Wherever the string "levels" appears in the listing, copy that line.

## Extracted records
>>
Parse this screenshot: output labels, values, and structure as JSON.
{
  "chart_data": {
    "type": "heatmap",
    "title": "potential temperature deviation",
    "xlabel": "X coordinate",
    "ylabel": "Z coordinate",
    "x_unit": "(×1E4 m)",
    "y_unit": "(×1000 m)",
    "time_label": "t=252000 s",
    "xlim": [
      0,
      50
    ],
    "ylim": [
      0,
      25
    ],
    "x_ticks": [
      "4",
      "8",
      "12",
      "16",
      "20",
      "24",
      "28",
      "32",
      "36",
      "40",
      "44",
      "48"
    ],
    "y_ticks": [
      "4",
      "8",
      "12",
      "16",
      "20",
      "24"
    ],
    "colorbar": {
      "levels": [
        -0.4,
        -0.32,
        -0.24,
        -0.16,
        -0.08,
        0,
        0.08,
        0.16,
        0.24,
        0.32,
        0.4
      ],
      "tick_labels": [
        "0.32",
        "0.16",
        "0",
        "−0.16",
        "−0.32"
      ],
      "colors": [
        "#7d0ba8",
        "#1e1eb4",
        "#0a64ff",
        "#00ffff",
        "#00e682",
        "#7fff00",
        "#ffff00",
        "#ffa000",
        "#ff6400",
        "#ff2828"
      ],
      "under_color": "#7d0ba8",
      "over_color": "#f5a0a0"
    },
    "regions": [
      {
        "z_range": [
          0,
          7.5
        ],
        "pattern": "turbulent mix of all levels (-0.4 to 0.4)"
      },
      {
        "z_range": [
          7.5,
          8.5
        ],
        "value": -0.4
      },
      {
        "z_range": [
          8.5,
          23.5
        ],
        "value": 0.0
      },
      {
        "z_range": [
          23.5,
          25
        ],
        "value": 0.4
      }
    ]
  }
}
<<
## Final answer
      "levels": [
        "pattern": "turbulent mix of all levels (-0.4 to 0.4)"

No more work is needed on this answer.